◆ 简短题目 1 ◆
把条目中从含有“stock-watermark: Adobe Stock”的那一行起、到含有“Segment this screenshot: for”的那一行止的各行转换成 JSON 字符串列表，每行对应一个字符串。首尾两行都包括在内，空行略去。

___ 阅读材料 ___

1. 基础环境:
1.1 安装JDK
本次使用 jdk-11.0.26_linux-x64_bin.tar.gz
解压缩
tar -zxvf jdk-11.0.26_linux-x64_bin.tar.gz -C /usr/local/java/
配置环境变量:
vi /etc/profile
JAVA_HOME=/usr/local/java/jdk-11.0.26
CLASSPATH=.:${JAVA_HOME}/lib:$CLASSPATH
PATH=$PATH:${JAVA_HOME}/bin
export JAVA_HOME CLASS_PATH PATH
让环境变量生效:
source /etc/profile
如果没生效就重启服务器
1.2 ssh免密码登录
集群内节点之间免密登录
2. 搭建Flink分布式集群
1. 下载
版本:flink-2.0.0-bin-scala_2.12.tgz
地址: https://www.apache.org/dyn/closer.lua/flink/flink-2.0.0/flink-2.0.0-bin-scala_2.12.tgz
2. 安装
通过虚拟机设置共享文件夹将需要的安装包复制到linux虚拟机中 localhost1。虚拟机的共享盘在 /mnt/hgfs/。 将共享盘安装包复制到 存在目标路径/opt/software/
解压缩
cd /opt/software/
tar -zxvf flink-2.0.0-bin-scala_2.12.tgz -C /usr/local/applications/
3,修改FLINK配置
修改 /conf/config.yaml 文件
at localhost1
jobmanager:
bind-host: 0.0.0.0
rpc:
address: localhost1
port: 6123
taskmanager:
bind-host: 0.0.0.0
host: localhost1
at localhost2
jobmanager:
bind-host: 0.0.0.0
rpc:
address: localhost1
port: 6123
taskmanager:
bind-host: 0.0.0.0
host: localhost2
at localhost3
jobmanager:
bind-host: 0.0.0.0
rpc:
address: localhost1
port: 6123
taskmanager:
bind-host: 0.0.0.0
host: localhost3
修改 /conf/masters文件
localhost1:8081
修改 /conf/workers文件
localhost1
localhost2
localhost3
修改 /conf/zoo.cfg 文件 (可以不改)
server.1=localhost1:2888:3888
server.2=localhost2:2888:3888
server.3=localhost3:2888:3888
4. 将Spark软件分发到集群
先关闭防火墙
systemctl stop firewalld
systemctl disable firewalld
将Flink分发到localhost2 和 localhost3
scp -r flink-2.0.0 root@localhost2:/usr/local/applications/flink-2.0.0
scp -r flink-2.0.0 root@localhost3:/usr/local/applications/flink-2.0.0
5, 启动集群
[root@localhost1 flink-2.0.0]# bin/start-cluster.sh
Starting cluster.
Starting standalonesession daemon on host localhost1.
Starting taskexecutor daemon on host localhost1.
Starting taskexecutor daemon on host localhost2.
Starting taskexecutor daemon on host localhost3.
6, 查看WEB页面
http://localhost1:8081/#/overview
3, Flink 开发
3.1 单词统计案例
Socket 模拟实时发送单词,使用 Flink 实时接收数据,并且对 数据进行聚合统计,并且把计算结果打印出来。

___ 练习数据 ___

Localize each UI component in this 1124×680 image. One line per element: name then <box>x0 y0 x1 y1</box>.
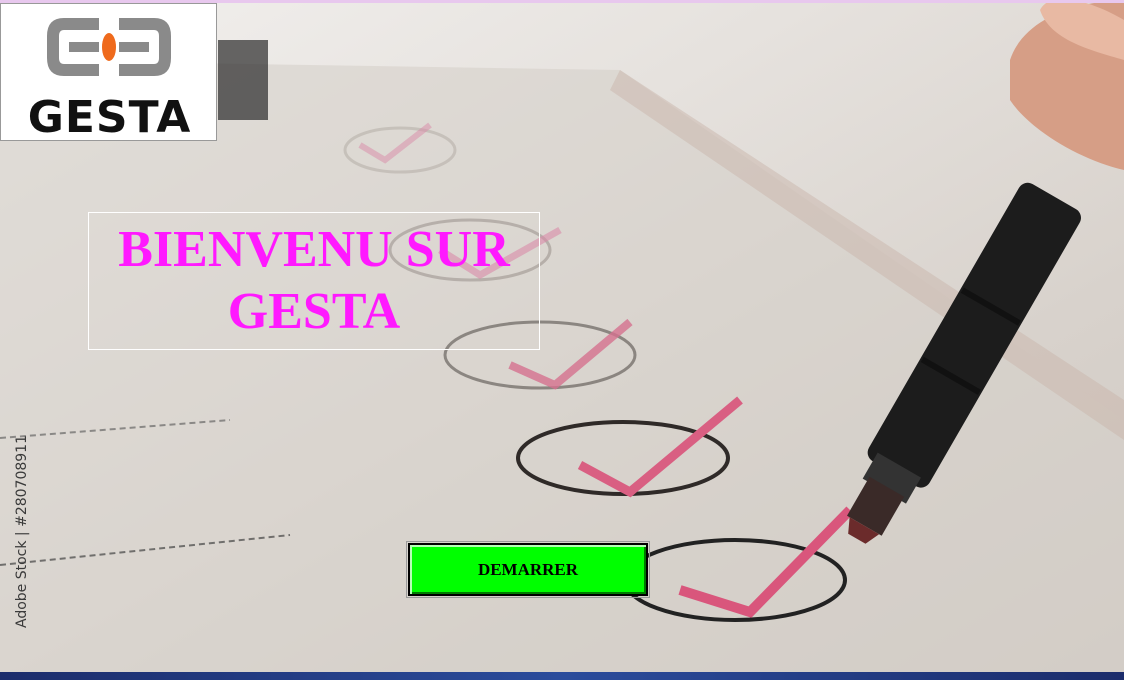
stock-watermark: Adobe Stock | #280708911 <box>14 435 30 628</box>
start-button[interactable]: DEMARRER <box>406 541 650 598</box>
logo-text: GESTA <box>27 92 192 143</box>
welcome-title-line2: GESTA <box>227 283 401 340</box>
gesta-logo-icon <box>47 18 171 76</box>
welcome-title-box: BIENVENU SUR GESTA <box>88 212 540 350</box>
gesta-logo: GESTA <box>0 3 217 143</box>
welcome-title-line1: BIENVENU SUR <box>118 221 510 278</box>
bottom-bar <box>0 672 1124 680</box>
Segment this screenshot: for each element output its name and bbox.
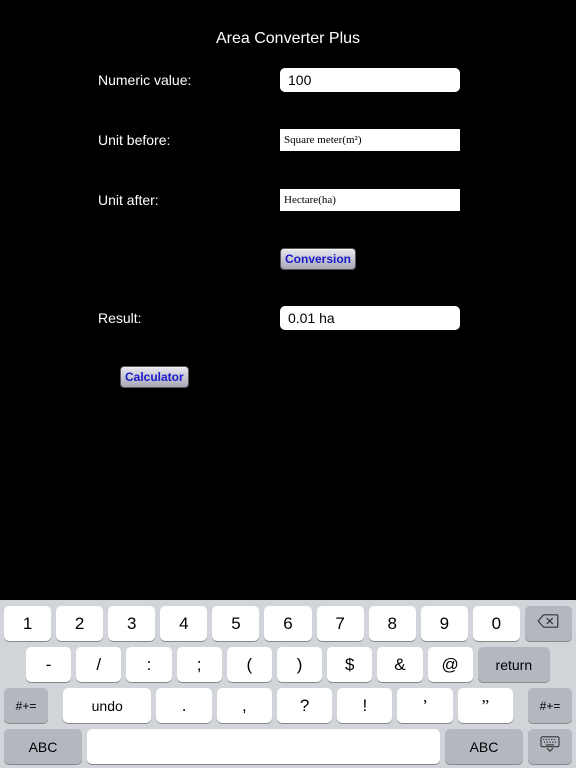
numeric-value-label: Numeric value:: [0, 72, 280, 88]
keyboard-row-3: #+= undo . , ? ! ’ ” #+=: [4, 688, 572, 723]
calculator-row: Calculator: [0, 366, 576, 388]
key-amp[interactable]: &: [377, 647, 422, 682]
key-slash[interactable]: /: [76, 647, 121, 682]
dismiss-keyboard-icon: [539, 735, 561, 758]
unit-after-select[interactable]: Hectare(ha): [280, 189, 460, 211]
key-exclaim[interactable]: !: [337, 688, 392, 723]
app-area: Area Converter Plus Numeric value: Unit …: [0, 0, 576, 600]
key-at[interactable]: @: [428, 647, 473, 682]
result-output: [280, 306, 460, 330]
keyboard-row-4: ABC ABC: [4, 729, 572, 764]
key-dash[interactable]: -: [26, 647, 71, 682]
key-space[interactable]: [87, 729, 440, 764]
page-title: Area Converter Plus: [0, 0, 576, 48]
key-7[interactable]: 7: [317, 606, 364, 641]
key-4[interactable]: 4: [160, 606, 207, 641]
key-symbols-left[interactable]: #+=: [4, 688, 48, 723]
unit-before-select[interactable]: Square meter(m²): [280, 129, 460, 151]
key-rparen[interactable]: ): [277, 647, 322, 682]
key-symbols-right[interactable]: #+=: [528, 688, 572, 723]
key-colon[interactable]: :: [126, 647, 171, 682]
result-row: Result:: [0, 306, 576, 330]
conversion-row: Conversion: [0, 248, 576, 270]
key-squote[interactable]: ’: [397, 688, 452, 723]
key-3[interactable]: 3: [108, 606, 155, 641]
key-dismiss-keyboard[interactable]: [528, 729, 572, 764]
key-1[interactable]: 1: [4, 606, 51, 641]
key-period[interactable]: .: [156, 688, 211, 723]
key-8[interactable]: 8: [369, 606, 416, 641]
key-abc-right[interactable]: ABC: [445, 729, 523, 764]
backspace-icon: [537, 613, 559, 634]
keyboard-row-1: 1 2 3 4 5 6 7 8 9 0: [4, 606, 572, 641]
unit-after-row: Unit after: Hectare(ha): [0, 188, 576, 212]
key-5[interactable]: 5: [212, 606, 259, 641]
key-return[interactable]: return: [478, 647, 550, 682]
keyboard: 1 2 3 4 5 6 7 8 9 0 - / : ; ( ) $ & @ re…: [0, 600, 576, 768]
conversion-button[interactable]: Conversion: [280, 248, 356, 270]
key-backspace[interactable]: [525, 606, 572, 641]
key-dollar[interactable]: $: [327, 647, 372, 682]
calculator-button[interactable]: Calculator: [120, 366, 189, 388]
key-comma[interactable]: ,: [217, 688, 272, 723]
key-0[interactable]: 0: [473, 606, 520, 641]
key-2[interactable]: 2: [56, 606, 103, 641]
numeric-value-input[interactable]: [280, 68, 460, 92]
key-lparen[interactable]: (: [227, 647, 272, 682]
result-label: Result:: [0, 310, 280, 326]
key-abc-left[interactable]: ABC: [4, 729, 82, 764]
key-semicolon[interactable]: ;: [177, 647, 222, 682]
unit-before-label: Unit before:: [0, 132, 280, 148]
key-dquote[interactable]: ”: [458, 688, 513, 723]
keyboard-row-2: - / : ; ( ) $ & @ return: [4, 647, 572, 682]
unit-after-label: Unit after:: [0, 192, 280, 208]
numeric-value-row: Numeric value:: [0, 68, 576, 92]
key-question[interactable]: ?: [277, 688, 332, 723]
converter-form: Numeric value: Unit before: Square meter…: [0, 48, 576, 388]
key-9[interactable]: 9: [421, 606, 468, 641]
key-undo[interactable]: undo: [63, 688, 151, 723]
unit-before-row: Unit before: Square meter(m²): [0, 128, 576, 152]
key-6[interactable]: 6: [264, 606, 311, 641]
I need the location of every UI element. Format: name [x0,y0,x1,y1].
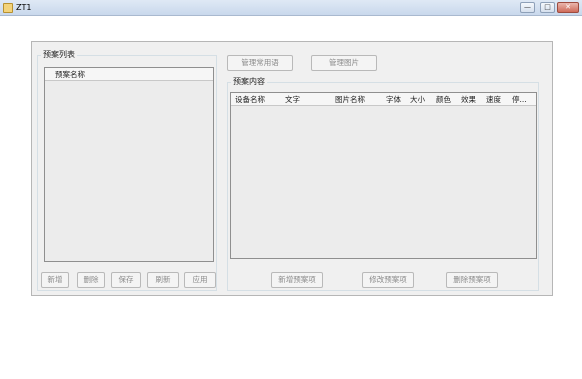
plan-list-group-title: 预案列表 [41,50,77,59]
column-header-plan-name[interactable]: 预案名称 [55,70,85,79]
minimize-button[interactable]: — [520,2,535,13]
plan-content-list-header: 设备名称 文字 图片名称 字体 大小 颜色 效果 速度 停... [231,93,536,106]
edit-plan-item-button[interactable]: 修改预案项 [362,272,414,288]
window-title: ZT1 [16,3,32,12]
plan-content-group-title: 预案内容 [231,77,267,86]
column-header-image-name[interactable]: 图片名称 [335,95,365,104]
save-button[interactable]: 保存 [111,272,141,288]
plan-list[interactable]: 预案名称 [44,67,214,262]
delete-button[interactable]: 删除 [77,272,105,288]
maximize-button[interactable]: □ [540,2,555,13]
add-plan-item-button[interactable]: 新增预案项 [271,272,323,288]
add-button[interactable]: 新增 [41,272,69,288]
manage-images-button[interactable]: 管理图片 [311,55,377,71]
main-panel: 预案列表 预案名称 新增 删除 保存 刷新 应用 管理常用语 管理图片 预案内容… [31,41,553,296]
plan-content-list[interactable]: 设备名称 文字 图片名称 字体 大小 颜色 效果 速度 停... [230,92,537,259]
manage-phrases-button[interactable]: 管理常用语 [227,55,293,71]
app-icon [3,3,13,13]
column-header-text[interactable]: 文字 [285,95,300,104]
close-button[interactable]: ✕ [557,2,579,13]
delete-plan-item-button[interactable]: 删除预案项 [446,272,498,288]
column-header-font[interactable]: 字体 [386,95,401,104]
column-header-effect[interactable]: 效果 [461,95,476,104]
column-header-size[interactable]: 大小 [410,95,425,104]
apply-button[interactable]: 应用 [184,272,216,288]
refresh-button[interactable]: 刷新 [147,272,179,288]
column-header-stop[interactable]: 停... [512,95,527,104]
column-header-device-name[interactable]: 设备名称 [235,95,265,104]
column-header-color[interactable]: 颜色 [436,95,451,104]
column-header-speed[interactable]: 速度 [486,95,501,104]
plan-list-header: 预案名称 [45,68,213,81]
title-bar: ZT1 — □ ✕ [0,0,582,16]
client-area: 预案列表 预案名称 新增 删除 保存 刷新 应用 管理常用语 管理图片 预案内容… [0,16,582,379]
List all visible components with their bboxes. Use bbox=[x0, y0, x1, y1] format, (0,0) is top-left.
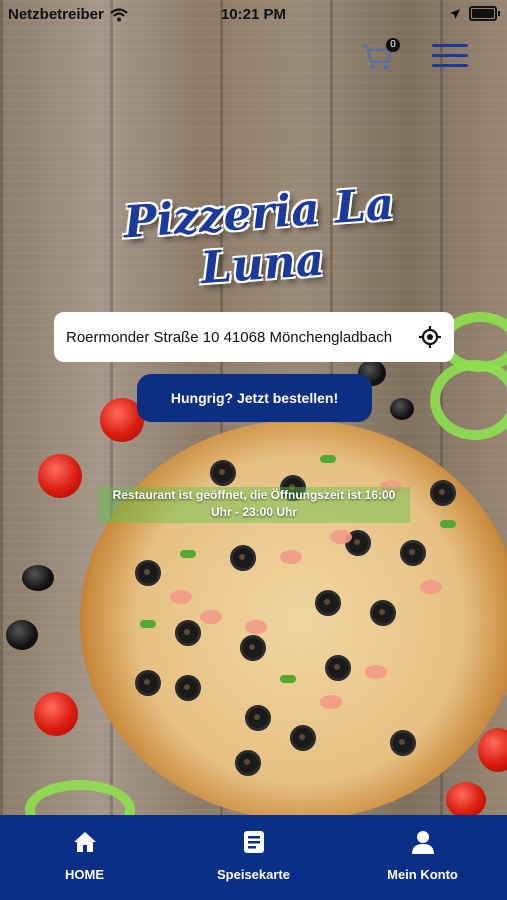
tab-speisekarte[interactable]: Speisekarte bbox=[169, 815, 338, 900]
cart-count-badge: 0 bbox=[386, 38, 400, 52]
battery-icon bbox=[469, 6, 500, 21]
location-arrow-icon bbox=[450, 8, 460, 19]
bottom-tab-bar: HOME Speisekarte Mein Konto bbox=[0, 815, 507, 900]
opening-hours-line-1: Restaurant ist geöffnet, die Öffnungszei… bbox=[112, 488, 396, 502]
opening-hours-line-2: Uhr - 23:00 Uhr bbox=[210, 505, 298, 519]
menu-card-icon bbox=[243, 831, 264, 853]
hamburger-menu-icon bbox=[432, 44, 468, 47]
status-right bbox=[449, 6, 500, 21]
address-field[interactable]: Roermonder Straße 10 41068 Mönchengladba… bbox=[54, 312, 454, 362]
locate-icon[interactable] bbox=[418, 325, 442, 349]
tab-mein-konto-label: Mein Konto bbox=[387, 867, 458, 882]
home-icon bbox=[73, 832, 96, 852]
olive-decoration bbox=[390, 398, 414, 420]
tomato-decoration bbox=[34, 692, 78, 736]
user-icon bbox=[411, 831, 434, 854]
olive-decoration bbox=[6, 620, 38, 650]
pizza-image bbox=[80, 420, 507, 820]
tab-speisekarte-label: Speisekarte bbox=[217, 867, 290, 882]
status-bar: Netzbetreiber 10:21 PM bbox=[0, 0, 507, 28]
order-now-button[interactable]: Hungrig? Jetzt bestellen! bbox=[137, 374, 372, 422]
address-value: Roermonder Straße 10 41068 Mönchengladba… bbox=[66, 328, 393, 346]
tab-mein-konto[interactable]: Mein Konto bbox=[338, 815, 507, 900]
hamburger-menu-button[interactable] bbox=[432, 44, 468, 72]
tab-home[interactable]: HOME bbox=[0, 815, 169, 900]
tomato-decoration bbox=[446, 782, 486, 818]
cart-button[interactable]: 0 bbox=[360, 38, 400, 76]
opening-hours-banner: Restaurant ist geöffnet, die Öffnungszei… bbox=[98, 487, 410, 523]
tomato-decoration bbox=[38, 454, 82, 498]
olive-decoration bbox=[22, 565, 54, 591]
tab-home-label: HOME bbox=[65, 867, 104, 882]
status-time: 10:21 PM bbox=[220, 6, 287, 23]
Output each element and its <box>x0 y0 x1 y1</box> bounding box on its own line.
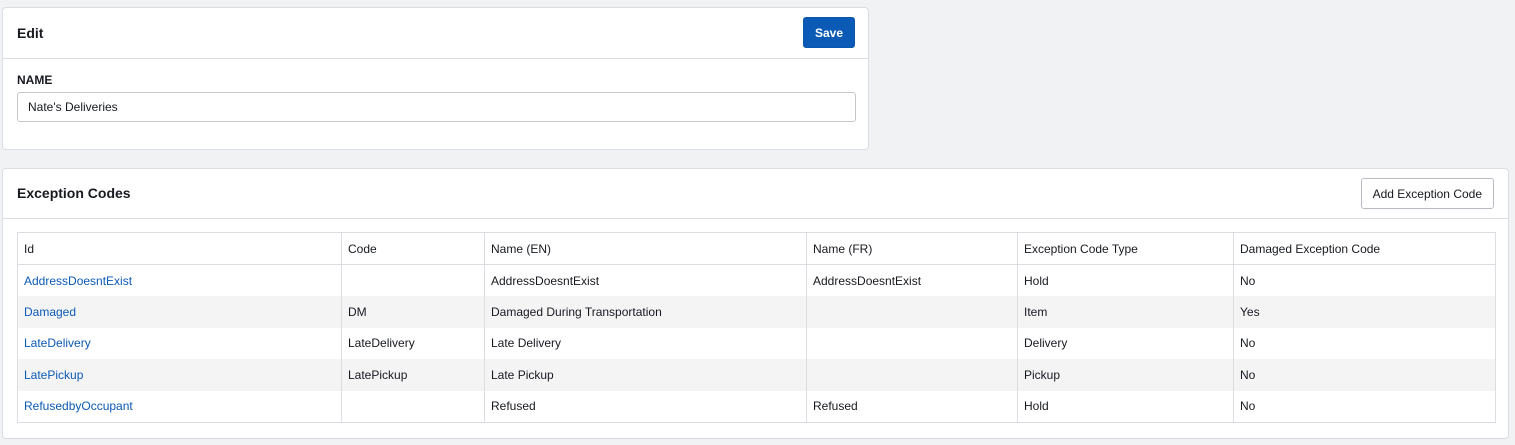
exception-id-link[interactable]: AddressDoesntExist <box>17 264 342 297</box>
save-button[interactable]: Save <box>802 17 855 48</box>
name-input[interactable] <box>17 92 856 122</box>
name-fr-cell: Refused <box>806 390 1018 423</box>
edit-panel-header: Edit Save <box>3 8 868 59</box>
exception-id-link[interactable]: RefusedbyOccupant <box>17 390 342 423</box>
table-header-row: Id Code Name (EN) Name (FR) Exception Co… <box>17 232 1496 265</box>
column-header-name-fr[interactable]: Name (FR) <box>806 232 1018 265</box>
code-cell <box>341 264 485 297</box>
exception-id-link[interactable]: LatePickup <box>17 359 342 391</box>
exception-type-cell: Pickup <box>1017 359 1234 391</box>
name-en-cell: Refused <box>484 390 807 423</box>
damaged-cell: No <box>1240 273 1256 288</box>
name-fr-cell <box>806 296 1018 328</box>
table-row: LatePickup LatePickup Late Pickup Pickup… <box>17 359 1496 391</box>
column-header-name-en[interactable]: Name (EN) <box>484 232 807 265</box>
exception-codes-table: Id Code Name (EN) Name (FR) Exception Co… <box>17 232 1496 423</box>
edit-panel: Edit Save NAME <box>2 7 869 150</box>
exception-type-cell: Hold <box>1017 264 1234 297</box>
name-en-cell: Late Delivery <box>484 327 807 360</box>
damaged-cell: No <box>1240 399 1256 414</box>
column-header-exception-code-type[interactable]: Exception Code Type <box>1017 232 1234 265</box>
name-fr-cell <box>806 327 1018 360</box>
exception-type-cell: Hold <box>1017 390 1234 423</box>
name-en-cell: AddressDoesntExist <box>484 264 807 297</box>
table-row: RefusedbyOccupant Refused Refused Hold N… <box>17 390 1496 423</box>
table-row: AddressDoesntExist AddressDoesntExist Ad… <box>17 264 1496 297</box>
damaged-cell: Yes <box>1240 304 1260 319</box>
name-field-label: NAME <box>17 73 53 87</box>
exception-codes-table-wrap: Id Code Name (EN) Name (FR) Exception Co… <box>17 232 1496 423</box>
code-cell: LatePickup <box>341 359 485 391</box>
table-row: Damaged DM Damaged During Transportation… <box>17 296 1496 328</box>
exception-id-link[interactable]: LateDelivery <box>17 327 342 360</box>
damaged-cell: No <box>1240 336 1256 351</box>
damaged-cell: No <box>1240 368 1256 383</box>
name-fr-cell: AddressDoesntExist <box>806 264 1018 297</box>
exception-codes-title: Exception Codes <box>17 185 131 201</box>
exception-id-link[interactable]: Damaged <box>17 296 342 328</box>
column-header-damaged-exception-code[interactable]: Damaged Exception Code <box>1234 233 1496 265</box>
exception-codes-header: Exception Codes Add Exception Code <box>3 169 1508 219</box>
column-header-code[interactable]: Code <box>341 232 485 265</box>
exception-type-cell: Delivery <box>1017 327 1234 360</box>
column-header-id[interactable]: Id <box>17 232 342 265</box>
name-fr-cell <box>806 359 1018 391</box>
exception-type-cell: Item <box>1017 296 1234 328</box>
code-cell <box>341 390 485 423</box>
add-exception-code-button[interactable]: Add Exception Code <box>1360 178 1494 209</box>
name-en-cell: Damaged During Transportation <box>484 296 807 328</box>
exception-codes-panel: Exception Codes Add Exception Code Id Co… <box>2 168 1509 439</box>
code-cell: DM <box>341 296 485 328</box>
table-row: LateDelivery LateDelivery Late Delivery … <box>17 327 1496 360</box>
edit-panel-title: Edit <box>17 25 44 41</box>
code-cell: LateDelivery <box>341 327 485 360</box>
name-en-cell: Late Pickup <box>484 359 807 391</box>
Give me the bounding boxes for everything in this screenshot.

___

◆ 简短题目 2 ◆
逐字照录阅读材料中的一段，从含有“server.1=localhost1:2888:3888”的词句开始，到“Starting cluster.”结束。

◆ 书面解答 1 ◆
[
  "stock-watermark: Adobe Stock | #280708911 <box>14 435 30 628</box>",
  "start-button[interactable]: DEMARRER <box>406 541 650 598</box>",
  "logo-text: GESTA <box>27 92 192 143</box>",
  "welcome-title-line2: GESTA <box>227 283 401 340</box>",
  "gesta-logo-icon <box>47 18 171 76</box>",
  "welcome-title-box: BIENVENU SUR GESTA <box>88 212 540 350</box>",
  "gesta-logo: GESTA <box>0 3 217 143</box>",
  "welcome-title-line1: BIENVENU SUR <box>118 221 510 278</box>",
  "bottom-bar <box>0 672 1124 680</box>",
  "Segment this screenshot: for each element output its name and bbox."
]

◆ 书面解答 2 ◆
server.1=localhost1:2888:3888
server.2=localhost2:2888:3888
server.3=localhost3:2888:3888
4. 将Spark软件分发到集群
先关闭防火墙
systemctl stop firewalld
systemctl disable firewalld
将Flink分发到localhost2 和 localhost3
scp -r flink-2.0.0 root@localhost2:/usr/local/applications/flink-2.0.0
scp -r flink-2.0.0 root@localhost3:/usr/local/applications/flink-2.0.0
5, 启动集群
[root@localhost1 flink-2.0.0]# bin/start-cluster.sh
Starting cluster.